__Document excerpt__

— Start —

Keywords: deep learning, transformer, metric learning, 1-D convolution, hyperspectral image classification, remote sensing

1. Introduction

Hyperspectral image (HSI) classification is a focus point in remote sensing because of its many uses across fields, such as change area detection [1], land-use classification [2,3], and environmental protection [4]. However, because of redundant spectral band information, large data size, and a limited number of training samples, the pixel-wise classification of the hyperspectral image remains a formidable challenge.

Deep learning (DL) has become extremely popular because of its ability to extract features from raw data. It has been applied in computer vision tasks, such as image classification [5,6,7,8], object detection [9], semantic segmentation [10], and facial recognition [11]. As a classical visual classification task, HSI classification has also been influenced by DL. For example, Chen et al. [12] proposed a stacked autoencoder for feature extraction. Ma et al. [13] introduced an updated deep auto-encoder to extract spectral–spatial features. Zhang et al. [14], adopted a recursive autoencoder (RAE) as a high-level feature extractor to produce feature maps from the target pixel neighborhoods. Chen et al. [15], combined deep belief network (DBN) and restricted Boltzmann machine (RBM) for hyperspectral image classification.

— End —

Answer these questions about the hyperspectral image classification excerpt:
(a) What three factors does it give for why pixel-wise classification of hyperspectral images remains a challenge?
(b) What did Zhang et al. [14] adopt as a high-level feature extractor?
(c) Which two models did Chen et al. [15] combine for hyperspectral image classification?

Items listed in a dataset
— Start —

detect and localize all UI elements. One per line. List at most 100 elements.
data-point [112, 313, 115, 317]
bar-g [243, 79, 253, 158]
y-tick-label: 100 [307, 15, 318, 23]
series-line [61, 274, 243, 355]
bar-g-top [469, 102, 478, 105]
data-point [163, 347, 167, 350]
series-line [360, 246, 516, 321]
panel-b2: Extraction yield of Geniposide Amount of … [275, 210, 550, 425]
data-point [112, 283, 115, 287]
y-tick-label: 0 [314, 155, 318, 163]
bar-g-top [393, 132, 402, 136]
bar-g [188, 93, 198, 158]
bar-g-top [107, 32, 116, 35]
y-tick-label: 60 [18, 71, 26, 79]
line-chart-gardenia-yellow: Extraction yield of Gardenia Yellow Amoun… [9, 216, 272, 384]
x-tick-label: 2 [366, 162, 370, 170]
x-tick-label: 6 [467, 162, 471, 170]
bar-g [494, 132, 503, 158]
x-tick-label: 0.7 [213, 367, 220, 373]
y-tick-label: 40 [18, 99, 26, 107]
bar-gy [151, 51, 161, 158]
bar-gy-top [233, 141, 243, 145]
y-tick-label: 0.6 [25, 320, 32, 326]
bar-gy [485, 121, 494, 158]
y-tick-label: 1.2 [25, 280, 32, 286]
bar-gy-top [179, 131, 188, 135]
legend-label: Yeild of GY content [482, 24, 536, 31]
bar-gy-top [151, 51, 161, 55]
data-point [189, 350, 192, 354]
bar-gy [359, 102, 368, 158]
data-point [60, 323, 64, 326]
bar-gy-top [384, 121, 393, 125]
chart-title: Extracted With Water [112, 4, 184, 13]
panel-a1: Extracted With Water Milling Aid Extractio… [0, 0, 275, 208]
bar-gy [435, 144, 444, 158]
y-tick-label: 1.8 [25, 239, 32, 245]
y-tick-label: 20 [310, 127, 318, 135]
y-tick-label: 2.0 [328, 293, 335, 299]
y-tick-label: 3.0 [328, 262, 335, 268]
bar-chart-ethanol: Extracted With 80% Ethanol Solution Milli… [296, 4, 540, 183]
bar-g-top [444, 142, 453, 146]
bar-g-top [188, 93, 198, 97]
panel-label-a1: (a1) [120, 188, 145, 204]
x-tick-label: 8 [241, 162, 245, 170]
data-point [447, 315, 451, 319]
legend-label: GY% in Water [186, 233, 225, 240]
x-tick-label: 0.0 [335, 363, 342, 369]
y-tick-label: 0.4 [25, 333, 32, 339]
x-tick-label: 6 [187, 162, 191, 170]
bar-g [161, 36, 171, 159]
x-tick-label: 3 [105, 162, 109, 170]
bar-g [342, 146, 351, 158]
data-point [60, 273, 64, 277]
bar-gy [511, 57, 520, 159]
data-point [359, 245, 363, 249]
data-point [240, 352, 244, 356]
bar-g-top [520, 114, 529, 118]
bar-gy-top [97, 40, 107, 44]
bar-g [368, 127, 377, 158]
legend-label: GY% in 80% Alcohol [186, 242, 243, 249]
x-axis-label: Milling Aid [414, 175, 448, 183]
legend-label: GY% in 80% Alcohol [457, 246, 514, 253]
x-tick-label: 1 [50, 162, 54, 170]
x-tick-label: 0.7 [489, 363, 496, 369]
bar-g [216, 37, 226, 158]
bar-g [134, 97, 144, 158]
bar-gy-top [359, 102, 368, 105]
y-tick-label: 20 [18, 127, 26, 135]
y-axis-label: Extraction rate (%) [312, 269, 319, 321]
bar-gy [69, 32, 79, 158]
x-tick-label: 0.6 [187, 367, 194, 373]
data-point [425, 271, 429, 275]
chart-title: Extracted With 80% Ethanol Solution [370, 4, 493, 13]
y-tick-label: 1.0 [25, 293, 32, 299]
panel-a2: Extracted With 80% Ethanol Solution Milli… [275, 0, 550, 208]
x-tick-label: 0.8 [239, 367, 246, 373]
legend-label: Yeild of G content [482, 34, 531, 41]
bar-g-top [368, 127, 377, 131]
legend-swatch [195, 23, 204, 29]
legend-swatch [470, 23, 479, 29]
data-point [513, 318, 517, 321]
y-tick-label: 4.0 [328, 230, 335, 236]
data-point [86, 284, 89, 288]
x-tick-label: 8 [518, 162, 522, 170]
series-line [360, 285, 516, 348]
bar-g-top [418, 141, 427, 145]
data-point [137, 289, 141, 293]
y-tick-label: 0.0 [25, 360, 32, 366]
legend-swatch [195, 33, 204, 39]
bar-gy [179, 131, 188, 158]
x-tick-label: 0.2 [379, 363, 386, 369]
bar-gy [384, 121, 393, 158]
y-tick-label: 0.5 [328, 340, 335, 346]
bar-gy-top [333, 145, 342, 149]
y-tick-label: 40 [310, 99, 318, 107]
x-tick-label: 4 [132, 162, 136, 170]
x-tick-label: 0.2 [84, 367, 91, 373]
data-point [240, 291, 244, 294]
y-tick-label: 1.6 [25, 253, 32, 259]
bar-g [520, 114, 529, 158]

— End —

__Problem solution__
(a) Redundant spectral band information, large data size, and a limited number of training samples.
(b) A recursive autoencoder (RAE).
(c) A deep belief network (DBN) and a restricted Boltzmann machine (RBM).